Check the listing below for lines with the word "Infrastructure" and say how many there are, with nothing but the number.

Source records ::
◆ ◆ ◆ ◆ ◆

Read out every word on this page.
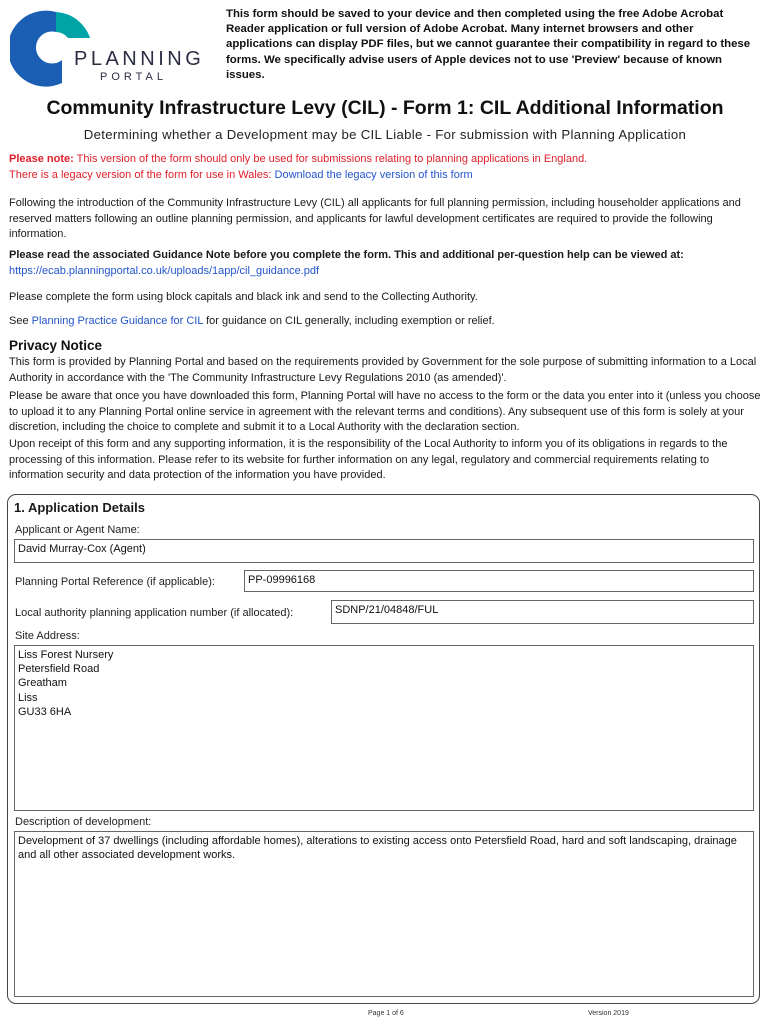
PLANNING
PORTAL
This form should be saved to your device and then completed using the free Adobe Acrobat Reader application or full version of Adobe Acrobat. Many internet browsers and other applications can display PDF files, but we cannot guarantee their compatibility in regard to these forms. We specifically advise users of Apple devices not to use 'Preview' because of known issues.
Community Infrastructure Levy (CIL) - Form 1: CIL Additional Information
Determining whether a Development may be CIL Liable - For submission with Planning Application
Please note: This version of the form should only be used for submissions relating to planning applications in England.
There is a legacy version of the form for use in Wales: Download the legacy version of this form
Following the introduction of the Community Infrastructure Levy (CIL) all applicants for full planning permission, including householder applications and reserved matters following an outline planning permission, and applicants for lawful development certificates are required to provide the following information.
Please read the associated Guidance Note before you complete the form. This and additional per-question help can be viewed at:
https://ecab.planningportal.co.uk/uploads/1app/cil_guidance.pdf
Please complete the form using block capitals and black ink and send to the Collecting Authority.
See Planning Practice Guidance for CIL for guidance on CIL generally, including exemption or relief.
Privacy Notice
This form is provided by Planning Portal and based on the requirements provided by Government for the sole purpose of submitting information to a Local Authority in accordance with the 'The Community Infrastructure Levy Regulations 2010 (as amended)'.
Please be aware that once you have downloaded this form, Planning Portal will have no access to the form or the data you enter into it (unless you choose to upload it to any Planning Portal online service in agreement with the relevant terms and conditions). Any subsequent use of this form is solely at your discretion, including the choice to complete and submit it to a Local Authority with the declaration section.
Upon receipt of this form and any supporting information, it is the responsibility of the Local Authority to inform you of its obligations in regards to the processing of this information. Please refer to its website for further information on any legal, regulatory and commercial requirements relating to information security and data protection of the information you have provided.
1. Application Details
Applicant or Agent Name:
David Murray-Cox (Agent)
Planning Portal Reference (if applicable):	PP-09996168
Local authority planning application number (if allocated):	SDNP/21/04848/FUL
Site Address:
Liss Forest Nursery
Petersfield Road
Greatham
Liss
GU33 6HA
Description of development:
Development of 37 dwellings (including affordable homes), alterations to existing access onto Petersfield Road, hard and soft landscaping, drainage and all other associated development works.
Page 1 of 6	Version 2019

◆ ◆ ◆ ◆ ◆

Solution for this exercise ::
3